### EXERCISE DETAILS
Return every line below as is, leaving out the pictures.

□ □ □

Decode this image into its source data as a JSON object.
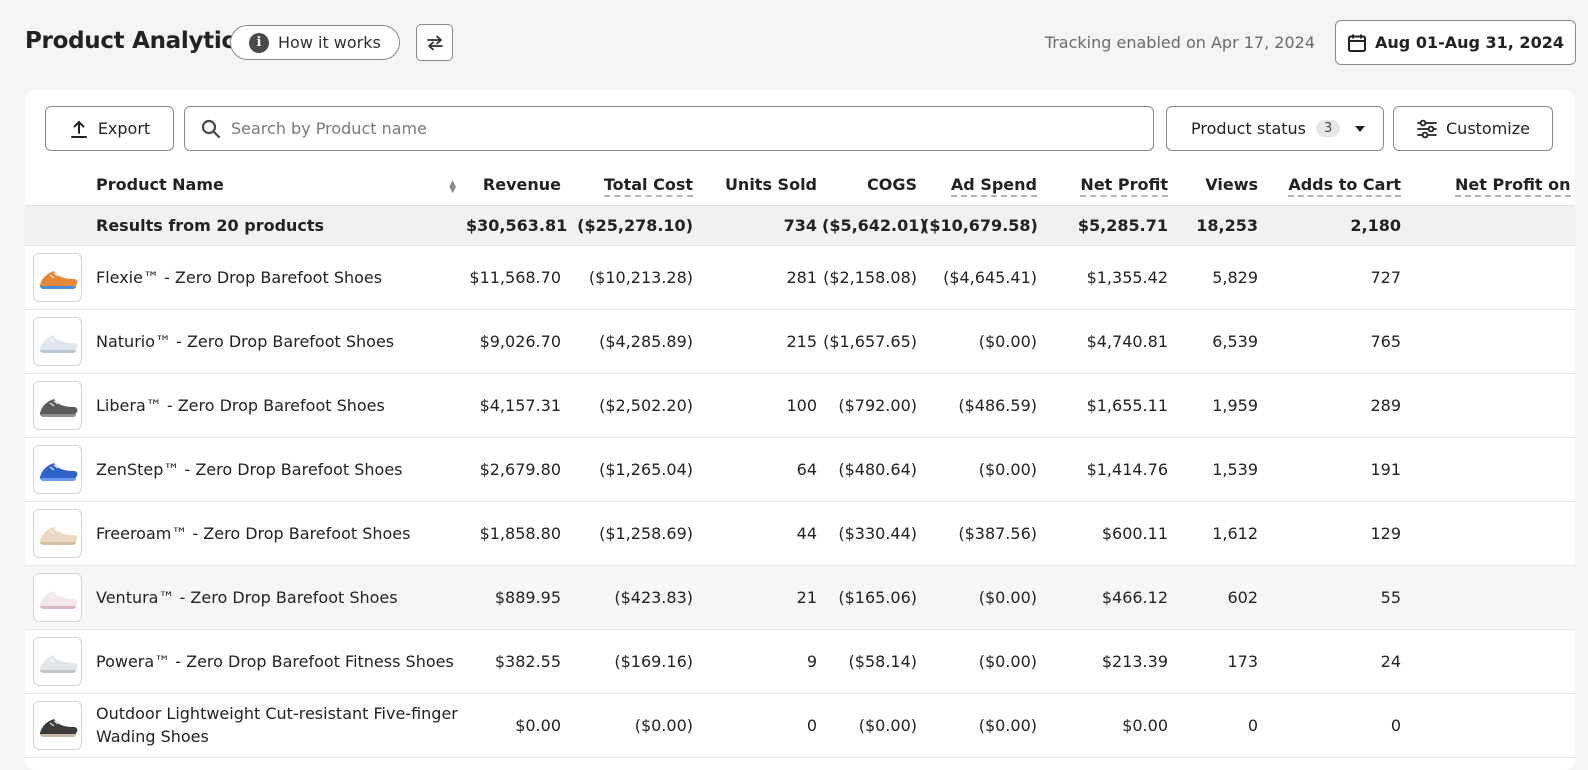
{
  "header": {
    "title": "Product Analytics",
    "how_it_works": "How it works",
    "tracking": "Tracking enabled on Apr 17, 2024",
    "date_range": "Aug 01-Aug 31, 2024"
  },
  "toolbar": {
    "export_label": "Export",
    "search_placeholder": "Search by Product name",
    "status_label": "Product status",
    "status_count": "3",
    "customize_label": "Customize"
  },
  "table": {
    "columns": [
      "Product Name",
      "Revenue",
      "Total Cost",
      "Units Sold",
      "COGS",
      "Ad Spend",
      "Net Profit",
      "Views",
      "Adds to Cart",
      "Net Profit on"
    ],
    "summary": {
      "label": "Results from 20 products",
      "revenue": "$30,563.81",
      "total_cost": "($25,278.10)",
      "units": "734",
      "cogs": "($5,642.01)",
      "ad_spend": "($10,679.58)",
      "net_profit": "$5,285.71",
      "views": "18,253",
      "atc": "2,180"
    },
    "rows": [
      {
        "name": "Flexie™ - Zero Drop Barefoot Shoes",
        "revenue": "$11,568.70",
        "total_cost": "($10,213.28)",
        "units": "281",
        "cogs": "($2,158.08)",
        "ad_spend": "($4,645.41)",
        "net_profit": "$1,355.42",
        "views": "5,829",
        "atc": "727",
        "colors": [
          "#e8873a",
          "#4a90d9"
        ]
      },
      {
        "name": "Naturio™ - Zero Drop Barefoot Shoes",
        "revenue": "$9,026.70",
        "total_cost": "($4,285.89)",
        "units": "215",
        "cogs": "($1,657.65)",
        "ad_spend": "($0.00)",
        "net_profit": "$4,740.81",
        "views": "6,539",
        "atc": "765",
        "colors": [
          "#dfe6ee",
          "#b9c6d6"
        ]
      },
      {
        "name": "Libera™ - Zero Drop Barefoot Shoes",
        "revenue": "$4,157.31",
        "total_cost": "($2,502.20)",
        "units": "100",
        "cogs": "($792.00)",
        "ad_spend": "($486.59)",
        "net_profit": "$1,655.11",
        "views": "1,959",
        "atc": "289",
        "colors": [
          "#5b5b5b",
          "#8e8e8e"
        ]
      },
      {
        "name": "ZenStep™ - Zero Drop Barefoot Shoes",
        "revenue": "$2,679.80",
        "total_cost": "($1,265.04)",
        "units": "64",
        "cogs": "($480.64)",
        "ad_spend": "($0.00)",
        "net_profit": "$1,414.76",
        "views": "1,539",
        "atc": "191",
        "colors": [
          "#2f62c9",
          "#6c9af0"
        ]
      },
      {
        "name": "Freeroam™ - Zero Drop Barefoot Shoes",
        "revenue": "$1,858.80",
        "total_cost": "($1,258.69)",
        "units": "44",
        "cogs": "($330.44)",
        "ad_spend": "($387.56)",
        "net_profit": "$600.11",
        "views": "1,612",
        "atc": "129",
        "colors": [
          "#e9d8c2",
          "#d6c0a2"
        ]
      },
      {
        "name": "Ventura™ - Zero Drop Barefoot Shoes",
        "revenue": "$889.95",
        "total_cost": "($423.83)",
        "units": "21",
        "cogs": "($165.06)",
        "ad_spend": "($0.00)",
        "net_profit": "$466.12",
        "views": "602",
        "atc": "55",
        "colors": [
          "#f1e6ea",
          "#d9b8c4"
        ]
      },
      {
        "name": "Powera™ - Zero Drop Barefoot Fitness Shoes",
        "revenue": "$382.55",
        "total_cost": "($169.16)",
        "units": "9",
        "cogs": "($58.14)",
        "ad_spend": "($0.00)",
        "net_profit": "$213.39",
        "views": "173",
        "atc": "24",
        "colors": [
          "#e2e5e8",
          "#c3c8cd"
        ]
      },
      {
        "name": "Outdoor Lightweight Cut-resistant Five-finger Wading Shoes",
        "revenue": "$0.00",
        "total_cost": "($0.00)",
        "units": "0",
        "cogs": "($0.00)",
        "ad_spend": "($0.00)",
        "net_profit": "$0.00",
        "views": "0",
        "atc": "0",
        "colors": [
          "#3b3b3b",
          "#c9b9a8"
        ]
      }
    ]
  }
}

□ □ □

### RESPONSE TO THE TASK
Decode this image into its source data as a JSON object.
{
  "header": {
    "title": "Product Analytics",
    "how_it_works": "How it works",
    "tracking": "Tracking enabled on Apr 17, 2024",
    "date_range": "Aug 01-Aug 31, 2024"
  },
  "toolbar": {
    "export_label": "Export",
    "search_placeholder": "Search by Product name",
    "status_label": "Product status",
    "status_count": "3",
    "customize_label": "Customize"
  },
  "table": {
    "columns": [
      "Product Name",
      "Revenue",
      "Total Cost",
      "Units Sold",
      "COGS",
      "Ad Spend",
      "Net Profit",
      "Views",
      "Adds to Cart",
      "Net Profit on"
    ],
    "summary": {
      "label": "Results from 20 products",
      "revenue": "$30,563.81",
      "total_cost": "($25,278.10)",
      "units": "734",
      "cogs": "($5,642.01)",
      "ad_spend": "($10,679.58)",
      "net_profit": "$5,285.71",
      "views": "18,253",
      "atc": "2,180"
    },
    "rows": [
      {
        "name": "Flexie™ - Zero Drop Barefoot Shoes",
        "revenue": "$11,568.70",
        "total_cost": "($10,213.28)",
        "units": "281",
        "cogs": "($2,158.08)",
        "ad_spend": "($4,645.41)",
        "net_profit": "$1,355.42",
        "views": "5,829",
        "atc": "727",
        "colors": [
          "#e8873a",
          "#4a90d9"
        ]
      },
      {
        "name": "Naturio™ - Zero Drop Barefoot Shoes",
        "revenue": "$9,026.70",
        "total_cost": "($4,285.89)",
        "units": "215",
        "cogs": "($1,657.65)",
        "ad_spend": "($0.00)",
        "net_profit": "$4,740.81",
        "views": "6,539",
        "atc": "765",
        "colors": [
          "#dfe6ee",
          "#b9c6d6"
        ]
      },
      {
        "name": "Libera™ - Zero Drop Barefoot Shoes",
        "revenue": "$4,157.31",
        "total_cost": "($2,502.20)",
        "units": "100",
        "cogs": "($792.00)",
        "ad_spend": "($486.59)",
        "net_profit": "$1,655.11",
        "views": "1,959",
        "atc": "289",
        "colors": [
          "#5b5b5b",
          "#8e8e8e"
        ]
      },
      {
        "name": "ZenStep™ - Zero Drop Barefoot Shoes",
        "revenue": "$2,679.80",
        "total_cost": "($1,265.04)",
        "units": "64",
        "cogs": "($480.64)",
        "ad_spend": "($0.00)",
        "net_profit": "$1,414.76",
        "views": "1,539",
        "atc": "191",
        "colors": [
          "#2f62c9",
          "#6c9af0"
        ]
      },
      {
        "name": "Freeroam™ - Zero Drop Barefoot Shoes",
        "revenue": "$1,858.80",
        "total_cost": "($1,258.69)",
        "units": "44",
        "cogs": "($330.44)",
        "ad_spend": "($387.56)",
        "net_profit": "$600.11",
        "views": "1,612",
        "atc": "129",
        "colors": [
          "#e9d8c2",
          "#d6c0a2"
        ]
      },
      {
        "name": "Ventura™ - Zero Drop Barefoot Shoes",
        "revenue": "$889.95",
        "total_cost": "($423.83)",
        "units": "21",
        "cogs": "($165.06)",
        "ad_spend": "($0.00)",
        "net_profit": "$466.12",
        "views": "602",
        "atc": "55",
        "colors": [
          "#f1e6ea",
          "#d9b8c4"
        ]
      },
      {
        "name": "Powera™ - Zero Drop Barefoot Fitness Shoes",
        "revenue": "$382.55",
        "total_cost": "($169.16)",
        "units": "9",
        "cogs": "($58.14)",
        "ad_spend": "($0.00)",
        "net_profit": "$213.39",
        "views": "173",
        "atc": "24",
        "colors": [
          "#e2e5e8",
          "#c3c8cd"
        ]
      },
      {
        "name": "Outdoor Lightweight Cut-resistant Five-finger Wading Shoes",
        "revenue": "$0.00",
        "total_cost": "($0.00)",
        "units": "0",
        "cogs": "($0.00)",
        "ad_spend": "($0.00)",
        "net_profit": "$0.00",
        "views": "0",
        "atc": "0",
        "colors": [
          "#3b3b3b",
          "#c9b9a8"
        ]
      }
    ]
  }
}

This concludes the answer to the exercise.